◆ **Problem**
Report every line from the material that contains the word "отображением".
-- START --
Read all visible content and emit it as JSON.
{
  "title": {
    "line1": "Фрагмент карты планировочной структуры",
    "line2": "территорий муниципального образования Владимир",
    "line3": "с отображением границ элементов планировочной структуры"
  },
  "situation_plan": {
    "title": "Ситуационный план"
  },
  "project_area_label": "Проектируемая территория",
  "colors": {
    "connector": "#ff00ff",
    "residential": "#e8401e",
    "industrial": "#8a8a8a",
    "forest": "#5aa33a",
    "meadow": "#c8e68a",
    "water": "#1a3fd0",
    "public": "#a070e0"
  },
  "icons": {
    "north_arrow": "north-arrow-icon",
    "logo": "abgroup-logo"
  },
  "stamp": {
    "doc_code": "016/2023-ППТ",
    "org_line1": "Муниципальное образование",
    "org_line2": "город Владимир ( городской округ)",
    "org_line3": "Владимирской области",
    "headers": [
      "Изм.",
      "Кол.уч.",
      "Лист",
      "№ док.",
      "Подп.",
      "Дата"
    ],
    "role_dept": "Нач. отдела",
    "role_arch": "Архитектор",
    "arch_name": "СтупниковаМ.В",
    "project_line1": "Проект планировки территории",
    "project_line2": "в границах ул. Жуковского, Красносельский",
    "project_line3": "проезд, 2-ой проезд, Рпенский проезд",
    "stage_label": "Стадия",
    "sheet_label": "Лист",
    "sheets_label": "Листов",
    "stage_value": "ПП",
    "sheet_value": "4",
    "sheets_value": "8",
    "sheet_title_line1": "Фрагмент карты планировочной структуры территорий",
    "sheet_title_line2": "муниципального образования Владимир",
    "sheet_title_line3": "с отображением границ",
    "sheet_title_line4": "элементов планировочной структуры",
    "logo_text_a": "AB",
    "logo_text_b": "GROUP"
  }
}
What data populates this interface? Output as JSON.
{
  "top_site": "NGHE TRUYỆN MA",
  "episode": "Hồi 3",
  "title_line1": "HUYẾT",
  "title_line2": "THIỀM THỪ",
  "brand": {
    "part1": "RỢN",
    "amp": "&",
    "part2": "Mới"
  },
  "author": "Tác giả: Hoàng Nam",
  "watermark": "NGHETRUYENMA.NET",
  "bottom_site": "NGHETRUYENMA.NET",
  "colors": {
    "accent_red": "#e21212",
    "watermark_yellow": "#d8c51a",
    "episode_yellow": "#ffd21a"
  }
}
-- END --
◆ **Final answer**
    "line3": "с отображением границ элементов планировочной структуры"
    "sheet_title_line3": "с отображением границ",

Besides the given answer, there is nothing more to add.